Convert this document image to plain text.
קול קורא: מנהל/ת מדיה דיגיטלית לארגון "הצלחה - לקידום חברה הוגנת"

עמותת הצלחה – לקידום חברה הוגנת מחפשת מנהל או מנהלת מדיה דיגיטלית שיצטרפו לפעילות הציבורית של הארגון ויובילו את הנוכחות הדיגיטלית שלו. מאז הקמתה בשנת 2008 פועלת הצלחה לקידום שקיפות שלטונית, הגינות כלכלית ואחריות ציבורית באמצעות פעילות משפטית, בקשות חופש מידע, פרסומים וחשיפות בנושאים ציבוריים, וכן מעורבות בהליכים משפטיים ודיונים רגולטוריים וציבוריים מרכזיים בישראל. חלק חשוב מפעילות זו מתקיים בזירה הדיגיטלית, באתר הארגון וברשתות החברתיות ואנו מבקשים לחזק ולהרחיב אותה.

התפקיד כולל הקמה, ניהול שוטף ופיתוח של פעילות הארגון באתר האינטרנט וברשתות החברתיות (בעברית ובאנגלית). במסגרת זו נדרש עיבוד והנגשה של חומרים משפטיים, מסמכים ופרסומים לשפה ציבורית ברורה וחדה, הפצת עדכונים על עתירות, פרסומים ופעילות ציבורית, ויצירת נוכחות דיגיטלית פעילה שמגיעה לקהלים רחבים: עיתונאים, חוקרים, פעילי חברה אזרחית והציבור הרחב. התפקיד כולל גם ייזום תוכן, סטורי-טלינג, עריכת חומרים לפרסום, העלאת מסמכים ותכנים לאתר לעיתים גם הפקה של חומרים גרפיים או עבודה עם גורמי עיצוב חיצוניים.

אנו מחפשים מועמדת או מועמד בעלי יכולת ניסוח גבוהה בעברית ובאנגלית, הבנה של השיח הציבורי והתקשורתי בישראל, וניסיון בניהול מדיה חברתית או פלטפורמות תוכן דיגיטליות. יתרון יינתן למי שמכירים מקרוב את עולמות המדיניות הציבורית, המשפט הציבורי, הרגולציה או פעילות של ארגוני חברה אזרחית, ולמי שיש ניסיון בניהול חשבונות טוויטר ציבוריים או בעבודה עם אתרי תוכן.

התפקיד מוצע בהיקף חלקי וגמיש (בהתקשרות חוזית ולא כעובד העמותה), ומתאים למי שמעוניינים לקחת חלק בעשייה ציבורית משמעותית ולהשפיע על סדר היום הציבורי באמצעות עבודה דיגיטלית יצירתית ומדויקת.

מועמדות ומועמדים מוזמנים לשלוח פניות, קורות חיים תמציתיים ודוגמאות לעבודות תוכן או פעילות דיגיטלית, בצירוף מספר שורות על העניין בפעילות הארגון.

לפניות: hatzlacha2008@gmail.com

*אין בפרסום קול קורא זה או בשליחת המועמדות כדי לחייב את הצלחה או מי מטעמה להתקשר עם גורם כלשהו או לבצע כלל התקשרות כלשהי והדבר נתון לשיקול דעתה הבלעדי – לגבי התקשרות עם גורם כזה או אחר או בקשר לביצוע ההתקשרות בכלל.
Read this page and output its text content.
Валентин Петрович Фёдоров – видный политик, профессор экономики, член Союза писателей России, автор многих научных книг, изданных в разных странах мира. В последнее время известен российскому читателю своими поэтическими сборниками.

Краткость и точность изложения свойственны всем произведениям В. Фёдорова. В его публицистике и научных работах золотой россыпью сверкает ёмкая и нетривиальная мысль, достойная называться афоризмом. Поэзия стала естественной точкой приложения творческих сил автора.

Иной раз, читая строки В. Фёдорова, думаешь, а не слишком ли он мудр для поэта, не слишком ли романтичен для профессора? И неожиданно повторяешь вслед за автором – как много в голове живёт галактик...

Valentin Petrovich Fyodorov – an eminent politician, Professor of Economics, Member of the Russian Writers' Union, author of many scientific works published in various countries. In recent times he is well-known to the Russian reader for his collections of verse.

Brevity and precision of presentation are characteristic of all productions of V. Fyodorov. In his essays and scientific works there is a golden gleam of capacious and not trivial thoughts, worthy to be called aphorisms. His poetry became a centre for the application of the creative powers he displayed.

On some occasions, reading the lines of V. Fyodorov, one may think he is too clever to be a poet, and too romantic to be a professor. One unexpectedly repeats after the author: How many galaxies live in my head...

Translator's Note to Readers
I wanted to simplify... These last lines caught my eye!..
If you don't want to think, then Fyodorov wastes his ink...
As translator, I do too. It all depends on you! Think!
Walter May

TASK OBJECTIVE - Working from the listing above, pick out every line that has "מנהל" and copy it.

SOLUTION TO THIS PROBLEM -
קול קורא: מנהל/ת מדיה דיגיטלית לארגון "הצלחה - לקידום חברה הוגנת"
עמותת הצלחה – לקידום חברה הוגנת מחפשת מנהל או מנהלת מדיה דיגיטלית שיצטרפו לפעילות הציבורית של הארגון ויובילו את הנוכחות הדיגיטלית שלו. מאז הקמתה בשנת 2008 פועלת הצלחה לקידום שקיפות שלטונית, הגינות כלכלית ואחריות ציבורית באמצעות פעילות משפטית, בקשות חופש מידע, פרסומים וחשיפות בנושאים ציבוריים, וכן מעורבות בהליכים משפטיים ודיונים רגולטוריים וציבוריים מרכזיים בישראל. חלק חשוב מפעילות זו מתקיים בזירה הדיגיטלית, באתר הארגון וברשתות החברתיות ואנו מבקשים לחזק ולהרחיב אותה.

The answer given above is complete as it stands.